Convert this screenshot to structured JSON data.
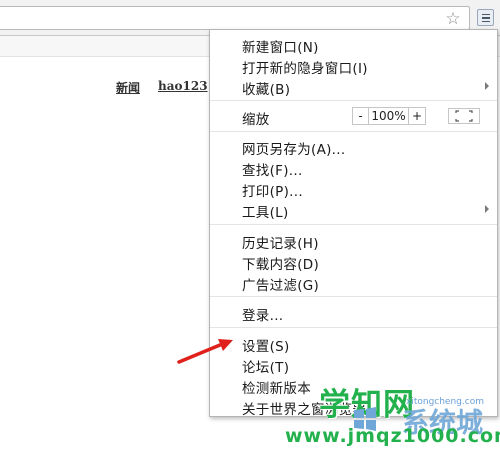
{
  "toolbar": {
    "star_icon": "star-icon",
    "menu_icon": "hamburger-menu-icon"
  },
  "page": {
    "links": [
      "新闻",
      "hao123"
    ]
  },
  "menu": {
    "group1": [
      {
        "label": "新建窗口(N)"
      },
      {
        "label": "打开新的隐身窗口(I)"
      },
      {
        "label": "收藏(B)",
        "submenu": true
      }
    ],
    "zoom": {
      "label": "缩放",
      "minus": "-",
      "value": "100%",
      "plus": "+",
      "fullscreen_icon": "fullscreen-icon"
    },
    "group2": [
      {
        "label": "网页另存为(A)..."
      },
      {
        "label": "查找(F)..."
      },
      {
        "label": "打印(P)..."
      },
      {
        "label": "工具(L)",
        "submenu": true
      }
    ],
    "group3": [
      {
        "label": "历史记录(H)"
      },
      {
        "label": "下载内容(D)"
      },
      {
        "label": "广告过滤(G)"
      }
    ],
    "group4": [
      {
        "label": "登录..."
      }
    ],
    "group5": [
      {
        "label": "设置(S)"
      },
      {
        "label": "论坛(T)"
      },
      {
        "label": "检测新版本"
      },
      {
        "label": "关于世界之窗浏览器"
      }
    ]
  },
  "watermark": {
    "main": "学知网",
    "side": "系统城",
    "url": "www.jmqz1000.com",
    "url2": "xitongcheng.com"
  },
  "colors": {
    "arrow": "#e0201b",
    "watermark_green": "#22b14c",
    "watermark_blue": "#6fa7d8"
  }
}
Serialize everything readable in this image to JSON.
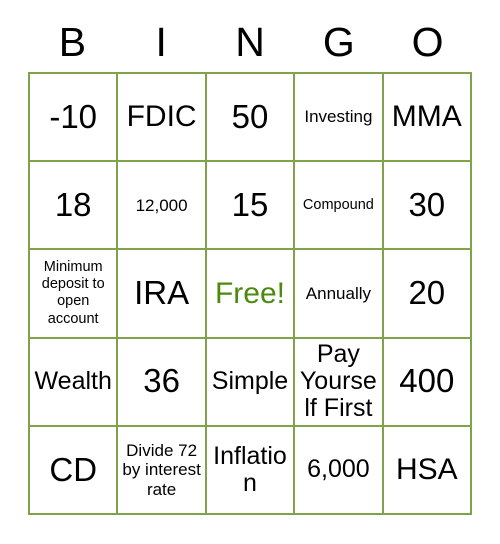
{
  "card": {
    "title": "Bingo Card",
    "header_letters": [
      "B",
      "I",
      "N",
      "G",
      "O"
    ],
    "border_color": "#7fa349",
    "free_space_color": "#4c8a0e",
    "text_color": "#000000",
    "background_color": "#ffffff",
    "grid_size": "5x5",
    "rows": [
      [
        {
          "text": "-10",
          "size": "xl",
          "free": false
        },
        {
          "text": "FDIC",
          "size": "lg",
          "free": false
        },
        {
          "text": "50",
          "size": "xl",
          "free": false
        },
        {
          "text": "Investing",
          "size": "sm",
          "free": false
        },
        {
          "text": "MMA",
          "size": "lg",
          "free": false
        }
      ],
      [
        {
          "text": "18",
          "size": "xl",
          "free": false
        },
        {
          "text": "12,000",
          "size": "sm",
          "free": false
        },
        {
          "text": "15",
          "size": "xl",
          "free": false
        },
        {
          "text": "Compound",
          "size": "xs",
          "free": false
        },
        {
          "text": "30",
          "size": "xl",
          "free": false
        }
      ],
      [
        {
          "text": "Minimum deposit to open account",
          "size": "xs",
          "free": false
        },
        {
          "text": "IRA",
          "size": "xl",
          "free": false
        },
        {
          "text": "Free!",
          "size": "lg",
          "free": true
        },
        {
          "text": "Annually",
          "size": "sm",
          "free": false
        },
        {
          "text": "20",
          "size": "xl",
          "free": false
        }
      ],
      [
        {
          "text": "Wealth",
          "size": "md",
          "free": false
        },
        {
          "text": "36",
          "size": "xl",
          "free": false
        },
        {
          "text": "Simple",
          "size": "md",
          "free": false
        },
        {
          "text": "Pay Yourself First",
          "size": "md",
          "free": false
        },
        {
          "text": "400",
          "size": "xl",
          "free": false
        }
      ],
      [
        {
          "text": "CD",
          "size": "xl",
          "free": false
        },
        {
          "text": "Divide 72 by interest rate",
          "size": "sm",
          "free": false
        },
        {
          "text": "Inflation",
          "size": "md",
          "free": false
        },
        {
          "text": "6,000",
          "size": "md",
          "free": false
        },
        {
          "text": "HSA",
          "size": "lg",
          "free": false
        }
      ]
    ]
  }
}
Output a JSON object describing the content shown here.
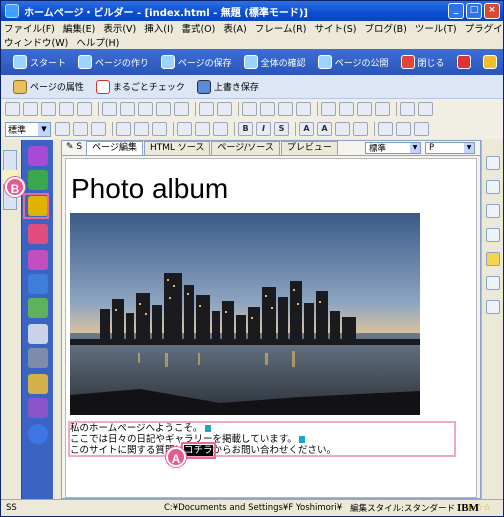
{
  "window": {
    "title": "ホームページ・ビルダー - [index.html - 無題 (標準モード)]"
  },
  "menu": {
    "row1": [
      "ファイル(F)",
      "編集(E)",
      "表示(V)",
      "挿入(I)",
      "書式(O)",
      "表(A)",
      "フレーム(R)",
      "サイト(S)",
      "ブログ(B)",
      "ツール(T)",
      "プラグイン(P)"
    ],
    "row2": [
      "ウィンドウ(W)",
      "ヘルプ(H)"
    ]
  },
  "task_bar": {
    "items": [
      "スタート",
      "ページの作り",
      "ページの保存",
      "全体の確認",
      "ページの公開",
      "閉じる"
    ]
  },
  "sub_bar": {
    "items": [
      "ページの属性",
      "まるごとチェック",
      "上書き保存"
    ]
  },
  "toolbar2": {
    "style_combo": "標準"
  },
  "editor": {
    "tabs": [
      "ページ編集",
      "HTML ソース",
      "ページ/ソース",
      "プレビュー"
    ],
    "active_tab": "ページ編集",
    "style_combo": "標準",
    "tag_combo": "P"
  },
  "page": {
    "heading": "Photo album",
    "line1": "私のホームページへようこそ。",
    "line2": "ここでは日々の日記やギャラリーを掲載しています。",
    "line3_before": "このサイトに関する質問は",
    "line3_link": "コチラ",
    "line3_after": "からお問い合わせください。"
  },
  "callouts": {
    "a": "A",
    "b": "B"
  },
  "status": {
    "mode": "SS",
    "path": "C:¥Documents and Settings¥F Yoshimori¥",
    "style": "編集スタイル:スタンダード",
    "brand": "IBM"
  },
  "colors": {
    "accent": "#e65a8f",
    "title_blue": "#0a4fd0",
    "bar_blue": "#2a54b8"
  }
}
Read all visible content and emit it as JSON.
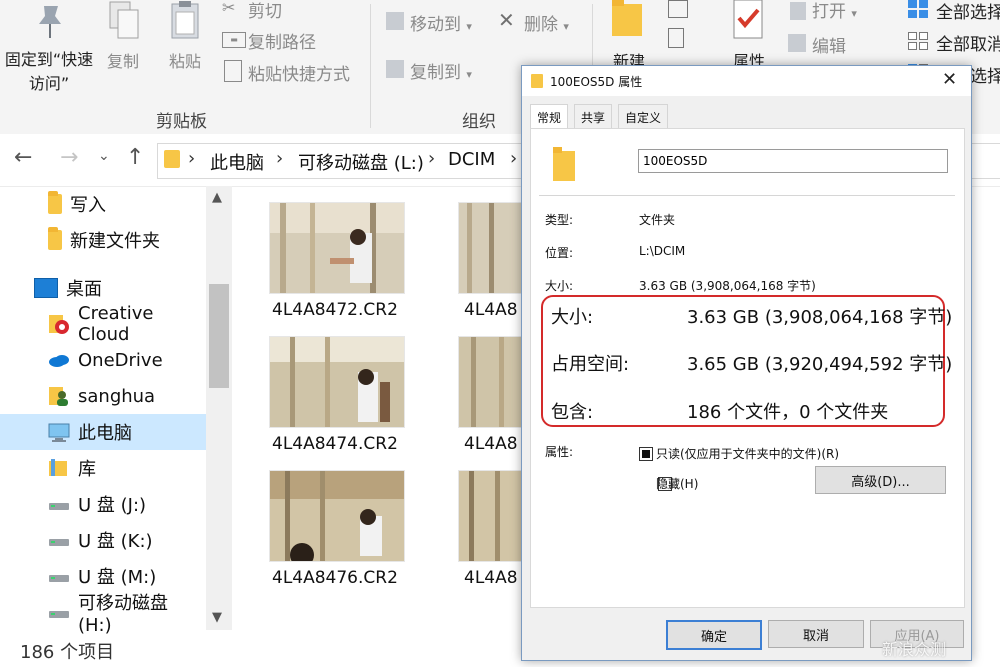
{
  "ribbon": {
    "pin_label": "固定到“快速访问”",
    "copy_label": "复制",
    "paste_label": "粘贴",
    "cut_label": "剪切",
    "copy_path_label": "复制路径",
    "paste_shortcut_label": "粘贴快捷方式",
    "clipboard_group": "剪贴板",
    "move_to_label": "移动到",
    "copy_to_label": "复制到",
    "delete_label": "删除",
    "organize_group": "组织",
    "new_label": "新建",
    "properties_label": "属性",
    "open_label": "打开",
    "edit_label": "编辑",
    "select_all_label": "全部选择",
    "select_none_label": "全部取消",
    "invert_select_label": "反向选择"
  },
  "address": {
    "crumbs": [
      "此电脑",
      "可移动磁盘 (L:)",
      "DCIM"
    ]
  },
  "nav": {
    "items": [
      {
        "label": "写入",
        "icon": "folder-icon"
      },
      {
        "label": "新建文件夹",
        "icon": "folder-icon"
      },
      {
        "label": "桌面",
        "icon": "desktop-icon"
      },
      {
        "label": "Creative Cloud",
        "icon": "creative-cloud-icon"
      },
      {
        "label": "OneDrive",
        "icon": "onedrive-icon"
      },
      {
        "label": "sanghua",
        "icon": "user-folder-icon"
      },
      {
        "label": "此电脑",
        "icon": "this-pc-icon"
      },
      {
        "label": "库",
        "icon": "library-icon"
      },
      {
        "label": "U 盘 (J:)",
        "icon": "drive-icon"
      },
      {
        "label": "U 盘 (K:)",
        "icon": "drive-icon"
      },
      {
        "label": "U 盘 (M:)",
        "icon": "drive-icon"
      },
      {
        "label": "可移动磁盘 (H:)",
        "icon": "drive-icon"
      }
    ]
  },
  "files": {
    "items": [
      "4L4A8472.CR2",
      "4L4A8474.CR2",
      "4L4A8476.CR2"
    ],
    "partial": [
      "4L4A8",
      "4L4A8",
      "4L4A8"
    ]
  },
  "status": {
    "count": "186 个项目"
  },
  "dialog": {
    "title": "100EOS5D 属性",
    "tabs": [
      "常规",
      "共享",
      "自定义"
    ],
    "name_value": "100EOS5D",
    "type_label": "类型:",
    "type_value": "文件夹",
    "location_label": "位置:",
    "location_value": "L:\\DCIM",
    "size_label_small": "大小:",
    "size_value_small": "3.63 GB (3,908,064,168 字节)",
    "size_label": "大小:",
    "size_value": "3.63 GB (3,908,064,168 字节)",
    "ondisk_label": "占用空间:",
    "ondisk_value": "3.65 GB (3,920,494,592 字节)",
    "contains_label": "包含:",
    "contains_value": "186 个文件，0 个文件夹",
    "attributes_label": "属性:",
    "readonly_label": "只读(仅应用于文件夹中的文件)(R)",
    "hidden_label": "隐藏(H)",
    "advanced_label": "高级(D)...",
    "ok_label": "确定",
    "cancel_label": "取消",
    "apply_label": "应用(A)",
    "readonly_checked": true,
    "hidden_checked": false,
    "highlight_color": "#d42a2a"
  },
  "watermark": "新浪众测"
}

--- Problem requirements ---
List every line above that contains the word "content".

--- Full solution ---
Output a JSON object describing the content shown here.
Read all visible content and emit it as JSON.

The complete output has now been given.